Exercise goal
Find every line in the records below that holds the word "name", and copy it out.

Records for this exercise
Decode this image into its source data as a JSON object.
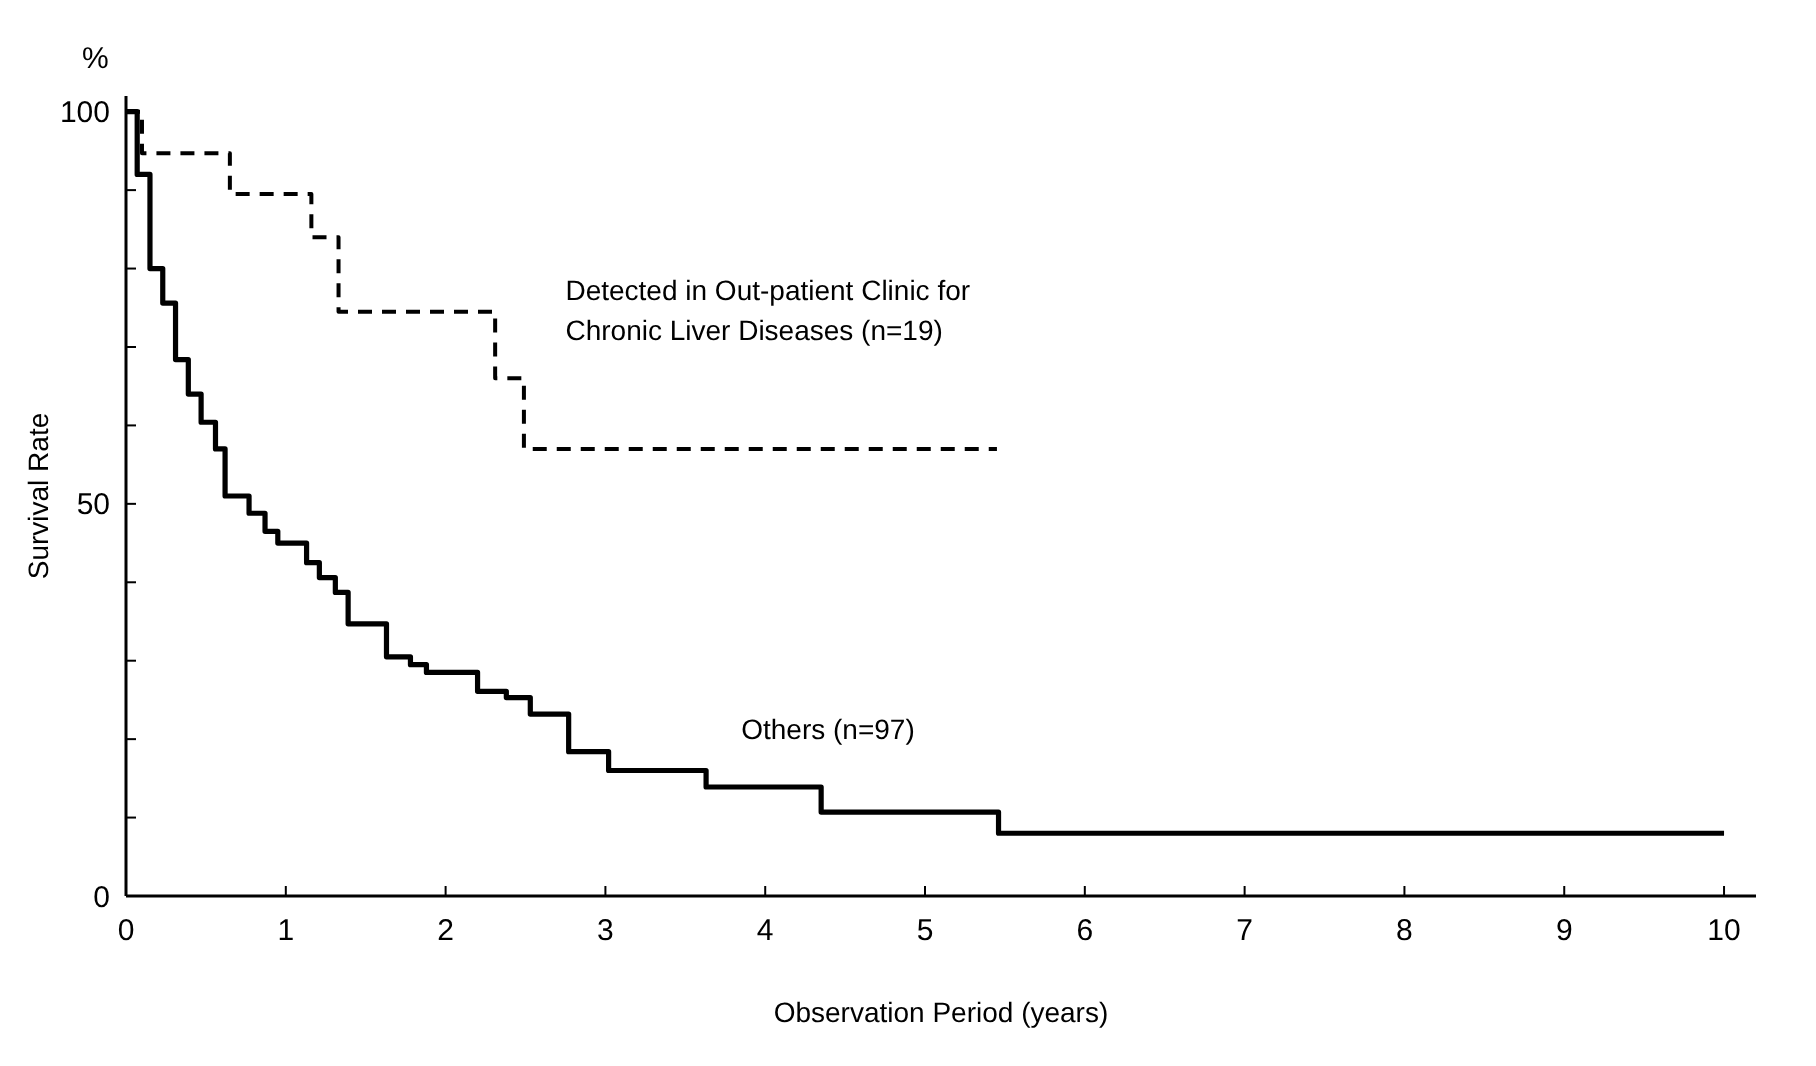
{
  "chart_data": {
    "type": "step",
    "xlabel": "Observation Period (years)",
    "ylabel": "Survival Rate",
    "annotations": [
      "%"
    ],
    "xlim": [
      0,
      10.2
    ],
    "xticks": [
      0,
      1,
      2,
      3,
      4,
      5,
      6,
      7,
      8,
      9,
      10
    ],
    "ylim": [
      0,
      102
    ],
    "yticks": [
      0,
      {
        "value": 10,
        "label": null
      },
      {
        "value": 20,
        "label": null
      },
      {
        "value": 30,
        "label": null
      },
      {
        "value": 40,
        "label": null
      },
      50,
      {
        "value": 60,
        "label": null
      },
      {
        "value": 70,
        "label": null
      },
      {
        "value": 80,
        "label": null
      },
      {
        "value": 90,
        "label": null
      },
      100
    ],
    "grid": false,
    "marker": "none",
    "series": [
      {
        "name": "Detected in Out-patient Clinic for Chronic Liver Diseases (n=19)",
        "color": "#000000",
        "line_style": "dashed",
        "x": [
          0,
          0.1,
          0.65,
          1.16,
          1.33,
          2.31,
          2.49,
          5.45
        ],
        "values": [
          100,
          94.7,
          89.5,
          84,
          74.5,
          66,
          57,
          57
        ]
      },
      {
        "name": "Others (n=97)",
        "color": "#000000",
        "line_style": "solid",
        "x": [
          0,
          0.07,
          0.15,
          0.23,
          0.31,
          0.39,
          0.47,
          0.56,
          0.62,
          0.77,
          0.87,
          0.95,
          1.13,
          1.21,
          1.31,
          1.39,
          1.63,
          1.78,
          1.88,
          2.2,
          2.38,
          2.53,
          2.77,
          3.02,
          3.63,
          4.35,
          5.46,
          10
        ],
        "values": [
          100,
          92,
          80,
          75.6,
          68.4,
          64,
          60.4,
          57,
          51,
          48.8,
          46.5,
          45,
          42.5,
          40.6,
          38.7,
          34.7,
          30.5,
          29.5,
          28.5,
          26.1,
          25.3,
          23.2,
          18.4,
          16,
          13.9,
          10.7,
          8,
          8
        ]
      }
    ]
  }
}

Output of the task
        "name": "Detected in Out-patient Clinic for Chronic Liver Diseases (n=19)",
        "name": "Others (n=97)",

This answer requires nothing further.